## begin THE DATA
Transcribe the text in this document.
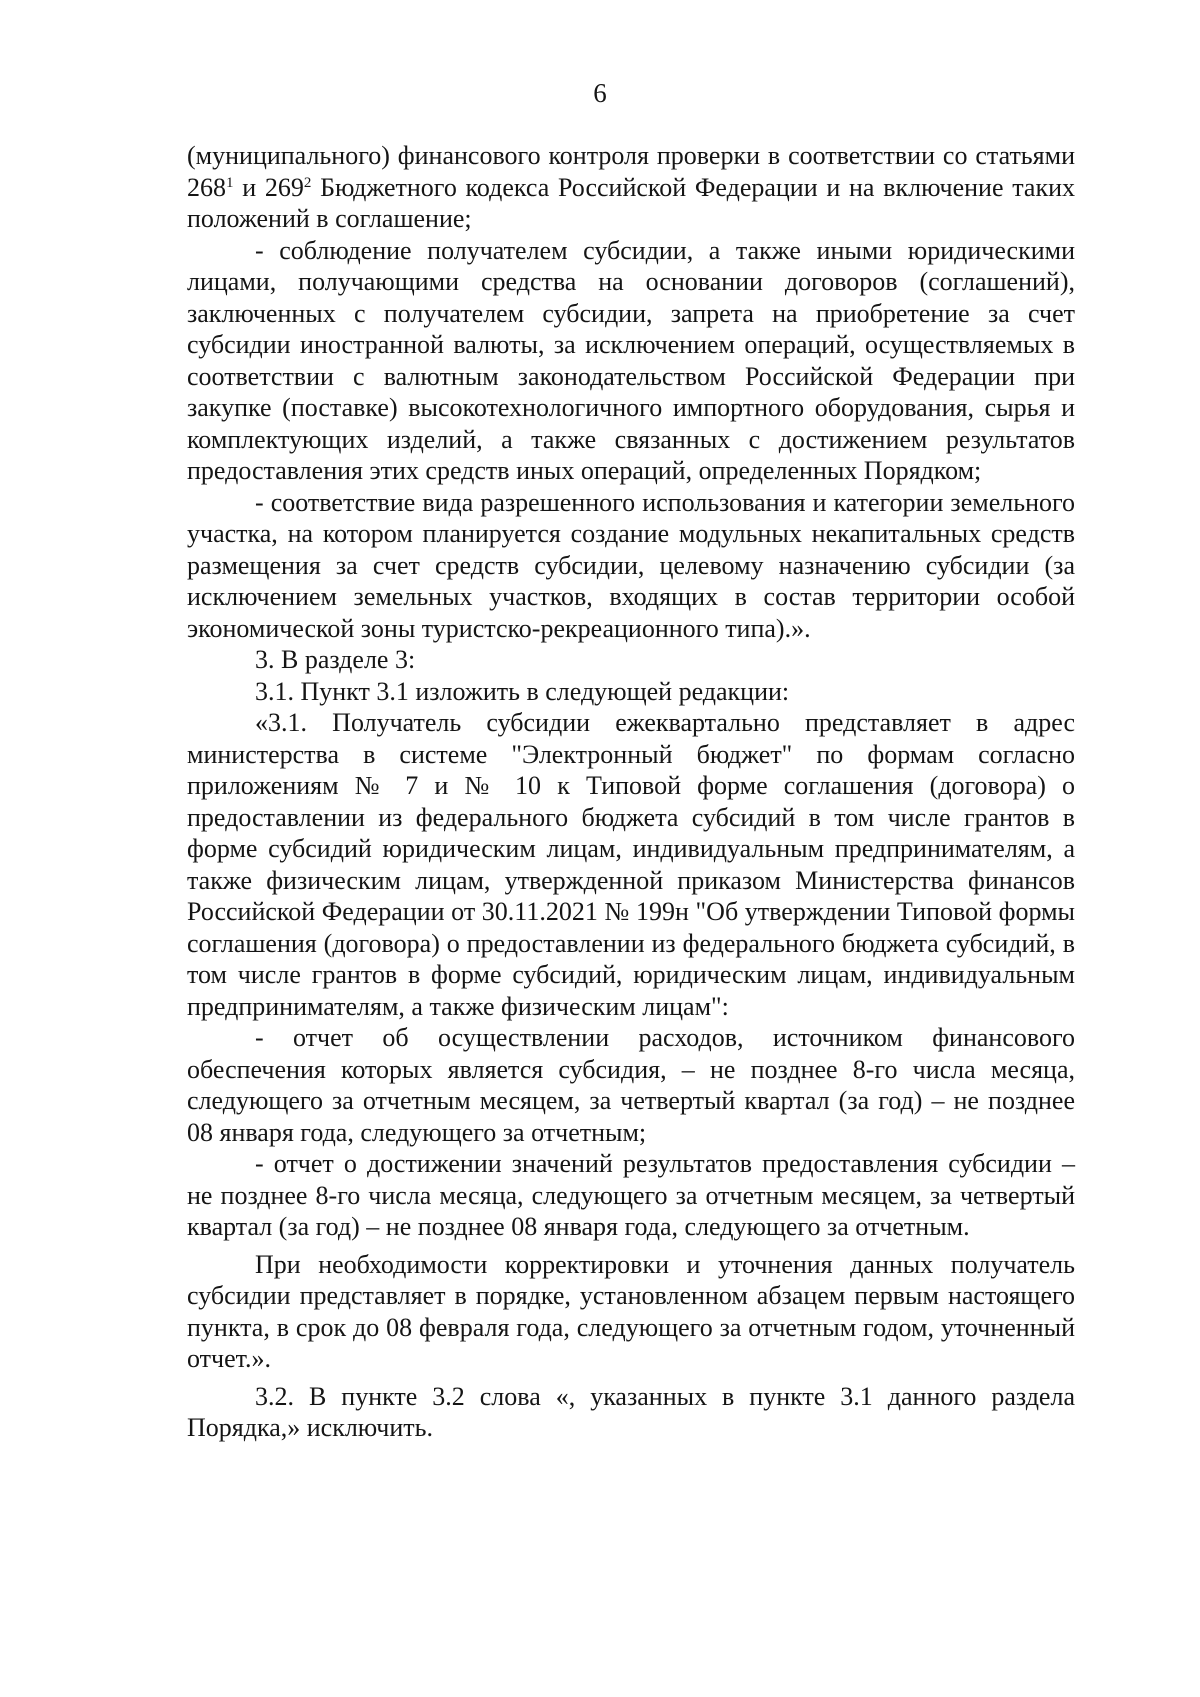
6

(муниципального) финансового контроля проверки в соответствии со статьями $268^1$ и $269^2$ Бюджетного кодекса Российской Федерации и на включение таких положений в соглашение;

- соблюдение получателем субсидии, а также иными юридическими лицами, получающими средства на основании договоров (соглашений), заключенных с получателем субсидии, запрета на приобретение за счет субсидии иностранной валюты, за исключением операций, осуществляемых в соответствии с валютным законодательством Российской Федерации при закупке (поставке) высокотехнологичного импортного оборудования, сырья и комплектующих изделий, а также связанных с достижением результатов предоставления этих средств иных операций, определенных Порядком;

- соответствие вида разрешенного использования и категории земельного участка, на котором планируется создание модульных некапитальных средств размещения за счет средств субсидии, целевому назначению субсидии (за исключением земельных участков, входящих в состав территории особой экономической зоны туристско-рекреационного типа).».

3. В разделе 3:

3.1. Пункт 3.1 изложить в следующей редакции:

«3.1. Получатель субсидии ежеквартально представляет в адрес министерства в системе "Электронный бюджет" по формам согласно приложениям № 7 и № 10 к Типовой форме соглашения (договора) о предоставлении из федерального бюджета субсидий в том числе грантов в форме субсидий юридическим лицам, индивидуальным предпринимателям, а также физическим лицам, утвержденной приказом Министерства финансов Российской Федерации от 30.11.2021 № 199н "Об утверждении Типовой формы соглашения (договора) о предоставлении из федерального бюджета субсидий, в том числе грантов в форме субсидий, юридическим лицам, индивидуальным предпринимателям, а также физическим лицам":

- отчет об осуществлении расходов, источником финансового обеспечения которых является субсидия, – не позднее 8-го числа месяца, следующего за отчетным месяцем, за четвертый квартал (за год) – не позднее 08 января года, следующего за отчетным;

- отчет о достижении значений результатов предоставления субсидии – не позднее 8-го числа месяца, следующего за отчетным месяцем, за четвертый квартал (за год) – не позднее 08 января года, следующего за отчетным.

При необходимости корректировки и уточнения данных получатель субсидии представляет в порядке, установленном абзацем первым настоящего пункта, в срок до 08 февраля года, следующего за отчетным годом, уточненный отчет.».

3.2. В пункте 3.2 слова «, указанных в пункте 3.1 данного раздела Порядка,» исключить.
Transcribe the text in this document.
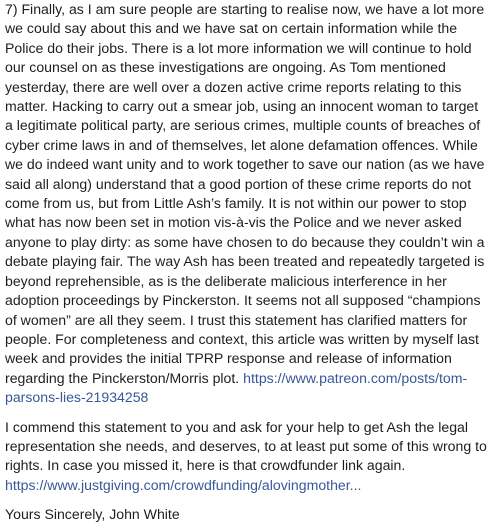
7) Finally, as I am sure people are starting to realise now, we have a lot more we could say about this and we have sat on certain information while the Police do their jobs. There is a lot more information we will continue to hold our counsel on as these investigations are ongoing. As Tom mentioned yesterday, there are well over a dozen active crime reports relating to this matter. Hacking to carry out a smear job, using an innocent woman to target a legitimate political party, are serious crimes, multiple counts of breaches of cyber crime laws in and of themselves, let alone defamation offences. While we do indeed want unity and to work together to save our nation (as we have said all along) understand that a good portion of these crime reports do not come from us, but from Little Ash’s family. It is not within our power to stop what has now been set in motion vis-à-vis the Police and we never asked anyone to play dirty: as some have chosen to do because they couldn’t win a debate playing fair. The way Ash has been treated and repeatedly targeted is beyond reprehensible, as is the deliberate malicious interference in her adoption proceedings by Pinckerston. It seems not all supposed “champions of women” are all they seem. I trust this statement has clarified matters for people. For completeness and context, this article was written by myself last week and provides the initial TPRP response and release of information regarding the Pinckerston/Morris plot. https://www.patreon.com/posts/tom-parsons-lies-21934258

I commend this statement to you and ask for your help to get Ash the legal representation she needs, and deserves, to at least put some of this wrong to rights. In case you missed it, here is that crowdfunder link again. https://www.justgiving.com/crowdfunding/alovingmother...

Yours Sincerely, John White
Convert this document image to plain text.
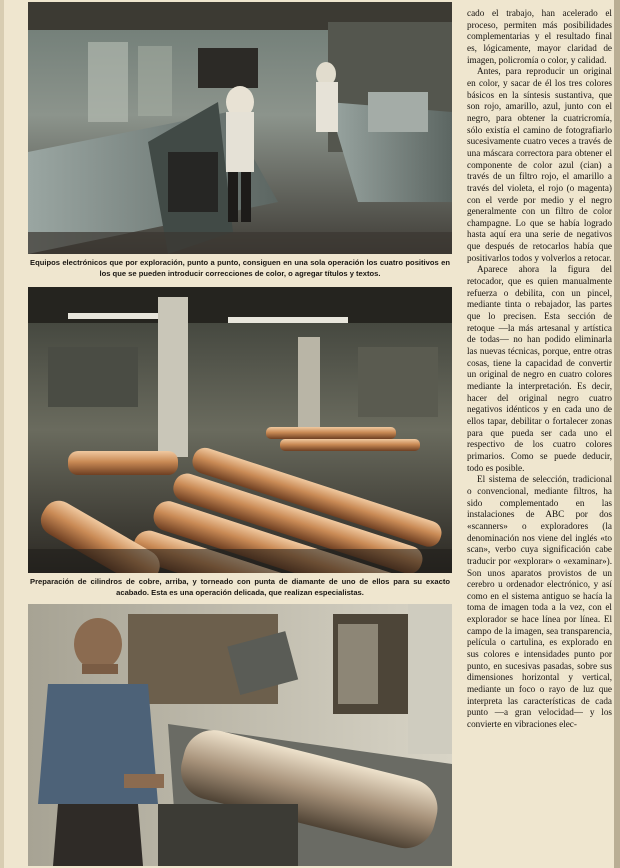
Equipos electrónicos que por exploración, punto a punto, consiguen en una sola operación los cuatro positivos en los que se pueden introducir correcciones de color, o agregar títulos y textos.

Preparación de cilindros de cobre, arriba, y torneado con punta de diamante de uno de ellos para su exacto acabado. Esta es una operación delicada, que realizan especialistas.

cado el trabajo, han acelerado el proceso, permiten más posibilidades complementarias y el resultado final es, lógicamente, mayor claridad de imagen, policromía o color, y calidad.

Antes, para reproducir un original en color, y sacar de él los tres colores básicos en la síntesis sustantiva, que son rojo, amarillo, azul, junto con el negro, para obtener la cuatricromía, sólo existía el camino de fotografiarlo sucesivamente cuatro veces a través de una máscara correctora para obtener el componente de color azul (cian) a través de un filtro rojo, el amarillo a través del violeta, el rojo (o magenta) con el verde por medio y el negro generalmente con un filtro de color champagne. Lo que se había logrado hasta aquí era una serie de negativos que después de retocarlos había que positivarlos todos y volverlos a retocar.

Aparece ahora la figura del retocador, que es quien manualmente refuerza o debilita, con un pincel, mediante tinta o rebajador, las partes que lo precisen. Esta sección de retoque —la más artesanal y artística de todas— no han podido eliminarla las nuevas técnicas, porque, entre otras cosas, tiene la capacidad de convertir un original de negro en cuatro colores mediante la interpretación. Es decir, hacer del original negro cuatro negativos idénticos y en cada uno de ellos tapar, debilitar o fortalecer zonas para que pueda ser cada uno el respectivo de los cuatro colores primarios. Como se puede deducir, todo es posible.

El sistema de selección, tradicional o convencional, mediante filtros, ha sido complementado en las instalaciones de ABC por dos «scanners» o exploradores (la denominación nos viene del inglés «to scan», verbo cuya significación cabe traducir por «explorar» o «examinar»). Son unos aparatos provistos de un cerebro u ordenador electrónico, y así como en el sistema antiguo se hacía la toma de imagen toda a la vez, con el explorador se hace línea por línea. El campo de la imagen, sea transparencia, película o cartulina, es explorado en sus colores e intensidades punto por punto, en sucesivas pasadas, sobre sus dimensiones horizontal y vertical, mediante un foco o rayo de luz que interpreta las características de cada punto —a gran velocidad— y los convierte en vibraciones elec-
## end THE DATA
Copy every record above exactly, leaving out any pictures.

WORKED ANSWER |
Transcribe the text in this document.
6

(муниципального) финансового контроля проверки в соответствии со статьями $268^1$ и $269^2$ Бюджетного кодекса Российской Федерации и на включение таких положений в соглашение;

- соблюдение получателем субсидии, а также иными юридическими лицами, получающими средства на основании договоров (соглашений), заключенных с получателем субсидии, запрета на приобретение за счет субсидии иностранной валюты, за исключением операций, осуществляемых в соответствии с валютным законодательством Российской Федерации при закупке (поставке) высокотехнологичного импортного оборудования, сырья и комплектующих изделий, а также связанных с достижением результатов предоставления этих средств иных операций, определенных Порядком;

- соответствие вида разрешенного использования и категории земельного участка, на котором планируется создание модульных некапитальных средств размещения за счет средств субсидии, целевому назначению субсидии (за исключением земельных участков, входящих в состав территории особой экономической зоны туристско-рекреационного типа).».

3. В разделе 3:

3.1. Пункт 3.1 изложить в следующей редакции:

«3.1. Получатель субсидии ежеквартально представляет в адрес министерства в системе "Электронный бюджет" по формам согласно приложениям № 7 и № 10 к Типовой форме соглашения (договора) о предоставлении из федерального бюджета субсидий в том числе грантов в форме субсидий юридическим лицам, индивидуальным предпринимателям, а также физическим лицам, утвержденной приказом Министерства финансов Российской Федерации от 30.11.2021 № 199н "Об утверждении Типовой формы соглашения (договора) о предоставлении из федерального бюджета субсидий, в том числе грантов в форме субсидий, юридическим лицам, индивидуальным предпринимателям, а также физическим лицам":

- отчет об осуществлении расходов, источником финансового обеспечения которых является субсидия, – не позднее 8-го числа месяца, следующего за отчетным месяцем, за четвертый квартал (за год) – не позднее 08 января года, следующего за отчетным;

- отчет о достижении значений результатов предоставления субсидии – не позднее 8-го числа месяца, следующего за отчетным месяцем, за четвертый квартал (за год) – не позднее 08 января года, следующего за отчетным.

При необходимости корректировки и уточнения данных получатель субсидии представляет в порядке, установленном абзацем первым настоящего пункта, в срок до 08 февраля года, следующего за отчетным годом, уточненный отчет.».

3.2. В пункте 3.2 слова «, указанных в пункте 3.1 данного раздела Порядка,» исключить.
Transcribe the text in this document.
7) Finally, as I am sure people are starting to realise now, we have a lot more we could say about this and we have sat on certain information while the Police do their jobs. There is a lot more information we will continue to hold our counsel on as these investigations are ongoing. As Tom mentioned yesterday, there are well over a dozen active crime reports relating to this matter. Hacking to carry out a smear job, using an innocent woman to target a legitimate political party, are serious crimes, multiple counts of breaches of cyber crime laws in and of themselves, let alone defamation offences. While we do indeed want unity and to work together to save our nation (as we have said all along) understand that a good portion of these crime reports do not come from us, but from Little Ash’s family. It is not within our power to stop what has now been set in motion vis-à-vis the Police and we never asked anyone to play dirty: as some have chosen to do because they couldn’t win a debate playing fair. The way Ash has been treated and repeatedly targeted is beyond reprehensible, as is the deliberate malicious interference in her adoption proceedings by Pinckerston. It seems not all supposed “champions of women” are all they seem. I trust this statement has clarified matters for people. For completeness and context, this article was written by myself last week and provides the initial TPRP response and release of information regarding the Pinckerston/Morris plot. https://www.patreon.com/posts/tom-parsons-lies-21934258

I commend this statement to you and ask for your help to get Ash the legal representation she needs, and deserves, to at least put some of this wrong to rights. In case you missed it, here is that crowdfunder link again. https://www.justgiving.com/crowdfunding/alovingmother...

Yours Sincerely, John White
Convert this document image to plain text.
Equipos electrónicos que por exploración, punto a punto, consiguen en una sola operación los cuatro positivos en los que se pueden introducir correcciones de color, o agregar títulos y textos.

Preparación de cilindros de cobre, arriba, y torneado con punta de diamante de uno de ellos para su exacto acabado. Esta es una operación delicada, que realizan especialistas.

cado el trabajo, han acelerado el proceso, permiten más posibilidades complementarias y el resultado final es, lógicamente, mayor claridad de imagen, policromía o color, y calidad.

Antes, para reproducir un original en color, y sacar de él los tres colores básicos en la síntesis sustantiva, que son rojo, amarillo, azul, junto con el negro, para obtener la cuatricromía, sólo existía el camino de fotografiarlo sucesivamente cuatro veces a través de una máscara correctora para obtener el componente de color azul (cian) a través de un filtro rojo, el amarillo a través del violeta, el rojo (o magenta) con el verde por medio y el negro generalmente con un filtro de color champagne. Lo que se había logrado hasta aquí era una serie de negativos que después de retocarlos había que positivarlos todos y volverlos a retocar.

Aparece ahora la figura del retocador, que es quien manualmente refuerza o debilita, con un pincel, mediante tinta o rebajador, las partes que lo precisen. Esta sección de retoque —la más artesanal y artística de todas— no han podido eliminarla las nuevas técnicas, porque, entre otras cosas, tiene la capacidad de convertir un original de negro en cuatro colores mediante la interpretación. Es decir, hacer del original negro cuatro negativos idénticos y en cada uno de ellos tapar, debilitar o fortalecer zonas para que pueda ser cada uno el respectivo de los cuatro colores primarios. Como se puede deducir, todo es posible.

El sistema de selección, tradicional o convencional, mediante filtros, ha sido complementado en las instalaciones de ABC por dos «scanners» o exploradores (la denominación nos viene del inglés «to scan», verbo cuya significación cabe traducir por «explorar» o «examinar»). Son unos aparatos provistos de un cerebro u ordenador electrónico, y así como en el sistema antiguo se hacía la toma de imagen toda a la vez, con el explorador se hace línea por línea. El campo de la imagen, sea transparencia, película o cartulina, es explorado en sus colores e intensidades punto por punto, en sucesivas pasadas, sobre sus dimensiones horizontal y vertical, mediante un foco o rayo de luz que interpreta las características de cada punto —a gran velocidad— y los convierte en vibraciones elec-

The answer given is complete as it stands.